Aim of the exercise:
Return every record below exactly as written, omitting any pictures.

Source data:
===============

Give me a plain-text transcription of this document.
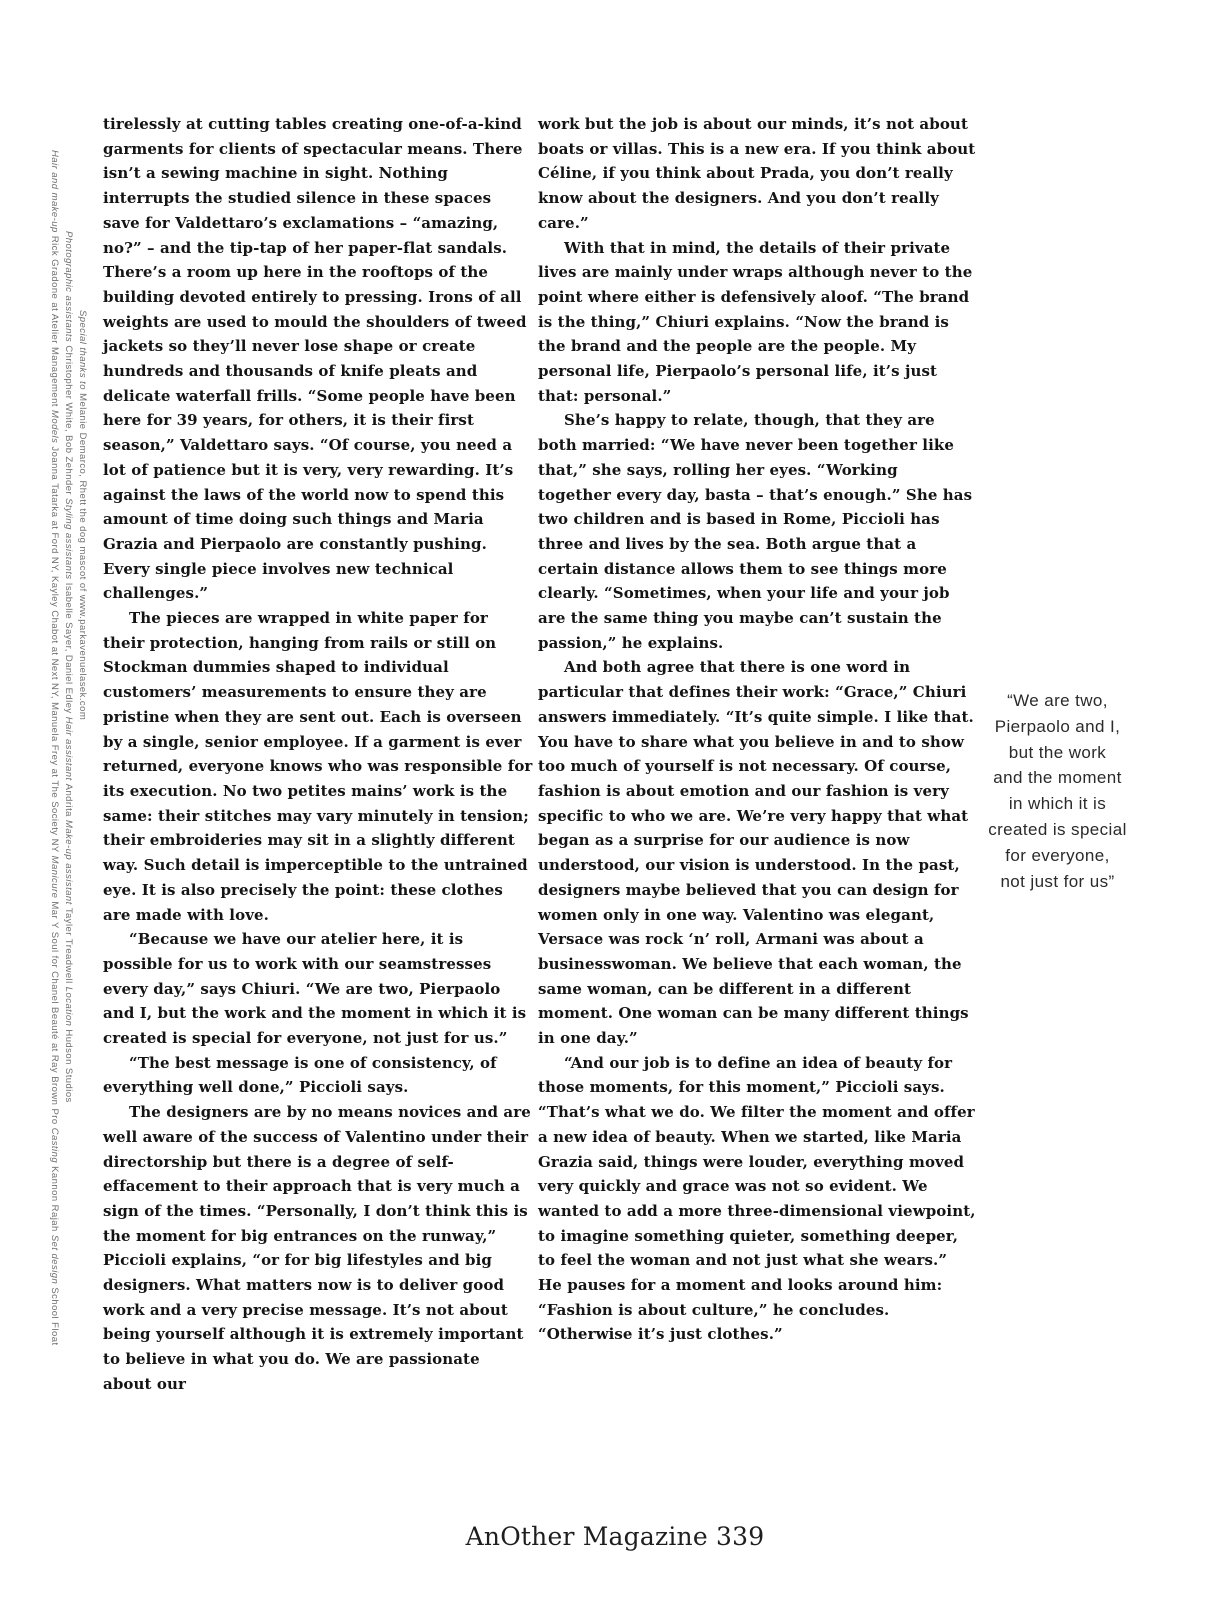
Hair and make-up Rick Gradone at Atelier Management Models Joanna Tatarka at Ford NY, Kayley Chabot at Next NY, Manuela Frey at The Society NY Manicure Mar Y Soul for Chanel Beauté at Ray Brown Pro Casting Kannon Rajah Set design School Float
Photographic assistants Christopher White, Bob Zehnder Styling assistants Isabelle Sayer, Daniel Edley Hair assistant Andrita Make-up assistant Tayler Treadwell Location Hudson Studios
Special thanks to Melanie Demarco, Rhett the dog mascot of www.parkavenuelasek.com

tirelessly at cutting tables creating one-of-a-kind garments for clients of spectacular means. There isn’t a sewing machine in sight. Nothing interrupts the studied silence in these spaces save for Valdettaro’s exclamations – “amazing, no?” – and the tip-tap of her paper-flat sandals. There’s a room up here in the rooftops of the building devoted entirely to pressing. Irons of all weights are used to mould the shoulders of tweed jackets so they’ll never lose shape or create hundreds and thousands of knife pleats and delicate waterfall frills. “Some people have been here for 39 years, for others, it is their first season,” Valdettaro says. “Of course, you need a lot of patience but it is very, very rewarding. It’s against the laws of the world now to spend this amount of time doing such things and Maria Grazia and Pierpaolo are constantly pushing. Every single piece involves new technical challenges.”

The pieces are wrapped in white paper for their protection, hanging from rails or still on Stockman dummies shaped to individual customers’ measurements to ensure they are pristine when they are sent out. Each is overseen by a single, senior employee. If a garment is ever returned, everyone knows who was responsible for its execution. No two petites mains’ work is the same: their stitches may vary minutely in tension; their embroideries may sit in a slightly different way. Such detail is imperceptible to the untrained eye. It is also precisely the point: these clothes are made with love.

“Because we have our atelier here, it is possible for us to work with our seamstresses every day,” says Chiuri. “We are two, Pierpaolo and I, but the work and the moment in which it is created is special for everyone, not just for us.”

“The best message is one of consistency, of everything well done,” Piccioli says.

The designers are by no means novices and are well aware of the success of Valentino under their directorship but there is a degree of self-effacement to their approach that is very much a sign of the times. “Personally, I don’t think this is the moment for big entrances on the runway,” Piccioli explains, “or for big lifestyles and big designers. What matters now is to deliver good work and a very precise message. It’s not about being yourself although it is extremely important to believe in what you do. We are passionate about our

work but the job is about our minds, it’s not about boats or villas. This is a new era. If you think about Céline, if you think about Prada, you don’t really know about the designers. And you don’t really care.”

With that in mind, the details of their private lives are mainly under wraps although never to the point where either is defensively aloof. “The brand is the thing,” Chiuri explains. “Now the brand is the brand and the people are the people. My personal life, Pierpaolo’s personal life, it’s just that: personal.”

She’s happy to relate, though, that they are both married: “We have never been together like that,” she says, rolling her eyes. “Working together every day, basta – that’s enough.” She has two children and is based in Rome, Piccioli has three and lives by the sea. Both argue that a certain distance allows them to see things more clearly. “Sometimes, when your life and your job are the same thing you maybe can’t sustain the passion,” he explains.

And both agree that there is one word in particular that defines their work: “Grace,” Chiuri answers immediately. “It’s quite simple. I like that. You have to share what you believe in and to show too much of yourself is not necessary. Of course, fashion is about emotion and our fashion is very specific to who we are. We’re very happy that what began as a surprise for our audience is now understood, our vision is understood. In the past, designers maybe believed that you can design for women only in one way. Valentino was elegant, Versace was rock ‘n’ roll, Armani was about a businesswoman. We believe that each woman, the same woman, can be different in a different moment. One woman can be many different things in one day.”

“And our job is to define an idea of beauty for those moments, for this moment,” Piccioli says. “That’s what we do. We filter the moment and offer a new idea of beauty. When we started, like Maria Grazia said, things were louder, everything moved very quickly and grace was not so evident. We wanted to add a more three-dimensional viewpoint, to imagine something quieter, something deeper, to feel the woman and not just what she wears.” He pauses for a moment and looks around him: “Fashion is about culture,” he concludes. “Otherwise it’s just clothes.”

“We are two,
Pierpaolo and I,
but the work
and the moment
in which it is
created is special
for everyone,
not just for us”
AnOther Magazine 339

===============

Final result:
Give me a plain-text transcription of this document.
Hair and make-up Rick Gradone at Atelier Management Models Joanna Tatarka at Ford NY, Kayley Chabot at Next NY, Manuela Frey at The Society NY Manicure Mar Y Soul for Chanel Beauté at Ray Brown Pro Casting Kannon Rajah Set design School Float
Photographic assistants Christopher White, Bob Zehnder Styling assistants Isabelle Sayer, Daniel Edley Hair assistant Andrita Make-up assistant Tayler Treadwell Location Hudson Studios
Special thanks to Melanie Demarco, Rhett the dog mascot of www.parkavenuelasek.com

tirelessly at cutting tables creating one-of-a-kind garments for clients of spectacular means. There isn’t a sewing machine in sight. Nothing interrupts the studied silence in these spaces save for Valdettaro’s exclamations – “amazing, no?” – and the tip-tap of her paper-flat sandals. There’s a room up here in the rooftops of the building devoted entirely to pressing. Irons of all weights are used to mould the shoulders of tweed jackets so they’ll never lose shape or create hundreds and thousands of knife pleats and delicate waterfall frills. “Some people have been here for 39 years, for others, it is their first season,” Valdettaro says. “Of course, you need a lot of patience but it is very, very rewarding. It’s against the laws of the world now to spend this amount of time doing such things and Maria Grazia and Pierpaolo are constantly pushing. Every single piece involves new technical challenges.”

The pieces are wrapped in white paper for their protection, hanging from rails or still on Stockman dummies shaped to individual customers’ measurements to ensure they are pristine when they are sent out. Each is overseen by a single, senior employee. If a garment is ever returned, everyone knows who was responsible for its execution. No two petites mains’ work is the same: their stitches may vary minutely in tension; their embroideries may sit in a slightly different way. Such detail is imperceptible to the untrained eye. It is also precisely the point: these clothes are made with love.

“Because we have our atelier here, it is possible for us to work with our seamstresses every day,” says Chiuri. “We are two, Pierpaolo and I, but the work and the moment in which it is created is special for everyone, not just for us.”

“The best message is one of consistency, of everything well done,” Piccioli says.

The designers are by no means novices and are well aware of the success of Valentino under their directorship but there is a degree of self-effacement to their approach that is very much a sign of the times. “Personally, I don’t think this is the moment for big entrances on the runway,” Piccioli explains, “or for big lifestyles and big designers. What matters now is to deliver good work and a very precise message. It’s not about being yourself although it is extremely important to believe in what you do. We are passionate about our

work but the job is about our minds, it’s not about boats or villas. This is a new era. If you think about Céline, if you think about Prada, you don’t really know about the designers. And you don’t really care.”

With that in mind, the details of their private lives are mainly under wraps although never to the point where either is defensively aloof. “The brand is the thing,” Chiuri explains. “Now the brand is the brand and the people are the people. My personal life, Pierpaolo’s personal life, it’s just that: personal.”

She’s happy to relate, though, that they are both married: “We have never been together like that,” she says, rolling her eyes. “Working together every day, basta – that’s enough.” She has two children and is based in Rome, Piccioli has three and lives by the sea. Both argue that a certain distance allows them to see things more clearly. “Sometimes, when your life and your job are the same thing you maybe can’t sustain the passion,” he explains.

And both agree that there is one word in particular that defines their work: “Grace,” Chiuri answers immediately. “It’s quite simple. I like that. You have to share what you believe in and to show too much of yourself is not necessary. Of course, fashion is about emotion and our fashion is very specific to who we are. We’re very happy that what began as a surprise for our audience is now understood, our vision is understood. In the past, designers maybe believed that you can design for women only in one way. Valentino was elegant, Versace was rock ‘n’ roll, Armani was about a businesswoman. We believe that each woman, the same woman, can be different in a different moment. One woman can be many different things in one day.”

“And our job is to define an idea of beauty for those moments, for this moment,” Piccioli says. “That’s what we do. We filter the moment and offer a new idea of beauty. When we started, like Maria Grazia said, things were louder, everything moved very quickly and grace was not so evident. We wanted to add a more three-dimensional viewpoint, to imagine something quieter, something deeper, to feel the woman and not just what she wears.” He pauses for a moment and looks around him: “Fashion is about culture,” he concludes. “Otherwise it’s just clothes.”

“We are two,
Pierpaolo and I,
but the work
and the moment
in which it is
created is special
for everyone,
not just for us”
AnOther Magazine 339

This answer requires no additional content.